FRAGMENTO DEL TEXTO:

┄┄┄┄┄┄

Pero es en el ámbito de la cultura y la razón crítica donde el anarquismo se ha desarrollado con mayor vitalidad: desde los ateneos libertarios hasta publicaciones periódicas dispares como las revistas Ekintza Zuzena, El Viejo Topo o Germinal. Revistas de Estudios Libertarios que se han mantenido durante décadas, pasando por editoriales como la Fundación Anselmo Lorenzo o LaMalatesta, distribuidoras alternativas y antiautoritarias, librerías, etc. Esto queda demostrado a partir del excelente inventario de Joël Delhom (2012) de libros, folletos, tesis y tesinas en castellano, catalán, gallego y francés (y algunas en alemán, inglés e italiano) sobre el anarquismo español entre 1990 y 2011; los resultados hablan por sí mismos: 464 entradas repartidas entre temáticas como guerra civil, resistencia antifranquista, cultura, educación, anarco-feminismo, sexualidad, etc. Este acerbo cultural, sin duda, ha sabido inseminar a parte de una sociedad española que pronto se atrincheraría en la profilaxis del pensamiento único.

┄┄┄┄┄┄

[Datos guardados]

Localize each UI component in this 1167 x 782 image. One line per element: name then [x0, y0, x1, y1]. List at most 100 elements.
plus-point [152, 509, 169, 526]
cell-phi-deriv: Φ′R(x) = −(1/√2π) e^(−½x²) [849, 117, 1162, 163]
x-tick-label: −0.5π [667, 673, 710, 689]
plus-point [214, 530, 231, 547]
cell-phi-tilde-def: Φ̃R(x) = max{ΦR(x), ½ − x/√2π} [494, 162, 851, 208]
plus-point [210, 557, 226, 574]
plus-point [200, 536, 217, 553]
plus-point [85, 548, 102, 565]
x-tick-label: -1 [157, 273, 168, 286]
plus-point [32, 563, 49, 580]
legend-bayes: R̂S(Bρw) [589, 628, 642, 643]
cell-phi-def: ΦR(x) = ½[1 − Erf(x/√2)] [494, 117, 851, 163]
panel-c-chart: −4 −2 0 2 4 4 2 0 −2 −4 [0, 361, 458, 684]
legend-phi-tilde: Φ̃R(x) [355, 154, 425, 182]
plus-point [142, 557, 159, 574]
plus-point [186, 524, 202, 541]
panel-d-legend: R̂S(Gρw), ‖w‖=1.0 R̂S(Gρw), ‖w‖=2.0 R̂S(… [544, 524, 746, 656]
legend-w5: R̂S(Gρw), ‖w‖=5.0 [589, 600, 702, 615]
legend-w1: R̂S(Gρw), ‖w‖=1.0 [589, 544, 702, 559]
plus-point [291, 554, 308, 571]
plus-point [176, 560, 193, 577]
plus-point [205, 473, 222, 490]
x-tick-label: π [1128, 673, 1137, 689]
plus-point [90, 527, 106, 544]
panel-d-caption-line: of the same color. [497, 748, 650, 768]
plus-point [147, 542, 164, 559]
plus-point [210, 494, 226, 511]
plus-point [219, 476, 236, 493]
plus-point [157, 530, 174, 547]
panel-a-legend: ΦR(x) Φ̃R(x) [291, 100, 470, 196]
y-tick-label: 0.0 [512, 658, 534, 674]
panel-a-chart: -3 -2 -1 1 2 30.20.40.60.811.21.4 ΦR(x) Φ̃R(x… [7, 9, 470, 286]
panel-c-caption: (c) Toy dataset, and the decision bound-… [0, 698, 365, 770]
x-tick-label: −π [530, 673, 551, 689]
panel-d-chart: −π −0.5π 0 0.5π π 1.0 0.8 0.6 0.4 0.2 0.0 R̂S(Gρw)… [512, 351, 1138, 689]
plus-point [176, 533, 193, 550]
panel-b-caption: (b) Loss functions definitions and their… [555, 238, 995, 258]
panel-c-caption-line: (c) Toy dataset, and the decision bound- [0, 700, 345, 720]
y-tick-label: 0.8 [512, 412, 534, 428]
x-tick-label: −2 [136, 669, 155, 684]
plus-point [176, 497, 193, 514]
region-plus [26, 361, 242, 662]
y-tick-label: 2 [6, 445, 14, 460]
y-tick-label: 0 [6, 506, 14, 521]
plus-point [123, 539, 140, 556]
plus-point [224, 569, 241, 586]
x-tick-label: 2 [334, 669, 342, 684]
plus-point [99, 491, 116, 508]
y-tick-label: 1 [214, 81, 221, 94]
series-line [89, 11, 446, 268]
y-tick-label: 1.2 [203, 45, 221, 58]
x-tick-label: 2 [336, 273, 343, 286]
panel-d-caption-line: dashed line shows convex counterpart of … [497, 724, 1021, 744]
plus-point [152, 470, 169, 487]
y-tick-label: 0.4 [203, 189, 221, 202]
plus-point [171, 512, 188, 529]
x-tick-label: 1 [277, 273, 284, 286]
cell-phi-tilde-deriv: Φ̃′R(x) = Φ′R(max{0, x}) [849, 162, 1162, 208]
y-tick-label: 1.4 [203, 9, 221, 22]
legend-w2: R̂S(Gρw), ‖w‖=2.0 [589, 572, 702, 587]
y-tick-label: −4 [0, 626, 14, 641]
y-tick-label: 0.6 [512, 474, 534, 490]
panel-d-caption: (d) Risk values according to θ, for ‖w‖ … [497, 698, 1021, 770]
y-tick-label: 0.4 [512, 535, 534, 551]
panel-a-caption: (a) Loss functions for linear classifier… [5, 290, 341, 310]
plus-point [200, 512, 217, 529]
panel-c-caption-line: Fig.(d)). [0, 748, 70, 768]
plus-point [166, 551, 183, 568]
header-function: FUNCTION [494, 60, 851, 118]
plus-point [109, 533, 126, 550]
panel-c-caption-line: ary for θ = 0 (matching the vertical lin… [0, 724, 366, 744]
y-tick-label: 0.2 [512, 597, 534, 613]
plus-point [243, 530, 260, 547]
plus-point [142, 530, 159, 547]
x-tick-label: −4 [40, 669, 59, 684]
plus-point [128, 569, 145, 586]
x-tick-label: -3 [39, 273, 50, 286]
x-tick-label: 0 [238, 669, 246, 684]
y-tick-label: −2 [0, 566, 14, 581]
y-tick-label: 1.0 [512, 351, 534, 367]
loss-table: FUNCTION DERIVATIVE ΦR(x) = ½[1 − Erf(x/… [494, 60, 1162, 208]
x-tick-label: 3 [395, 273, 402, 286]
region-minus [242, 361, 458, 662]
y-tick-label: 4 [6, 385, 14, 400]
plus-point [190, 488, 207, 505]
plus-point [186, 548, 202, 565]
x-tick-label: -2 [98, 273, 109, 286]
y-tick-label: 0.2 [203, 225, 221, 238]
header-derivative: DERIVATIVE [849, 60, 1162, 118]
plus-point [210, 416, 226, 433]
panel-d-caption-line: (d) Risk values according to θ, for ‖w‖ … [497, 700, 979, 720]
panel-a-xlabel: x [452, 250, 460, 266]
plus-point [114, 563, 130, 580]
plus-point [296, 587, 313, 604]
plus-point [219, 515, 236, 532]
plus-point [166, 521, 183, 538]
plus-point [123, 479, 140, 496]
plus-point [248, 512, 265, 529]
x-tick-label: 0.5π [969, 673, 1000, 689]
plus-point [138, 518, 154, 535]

┄┄┄┄┄┄

OBJETIVO 1: Resume en dos oraciones el texto sobre el anarquismo.
OBJETIVO 2: Según el texto sobre el anarquismo, ¿en qué idiomas están los libros, folletos, tesis y tesinas que recoge el inventario de Joël Delhom?

RESPUESTA CORRECTA 1: El anarquismo se ha desarrollado con mayor vitalidad en el ámbito de la cultura y la razón crítica, mediante ateneos libertarios, revistas, editoriales, distribuidoras alternativas y librerías. Así lo demuestra el inventario de Joël Delhom (2012), con 464 entradas de libros, folletos, tesis y tesinas sobre el anarquismo español, repartidas entre temáticas como la guerra civil, la resistencia antifranquista, la cultura, la educación y el anarco-feminismo.

RESPUESTA CORRECTA 2: En castellano, catalán, gallego y francés, y algunos en alemán, inglés e italiano.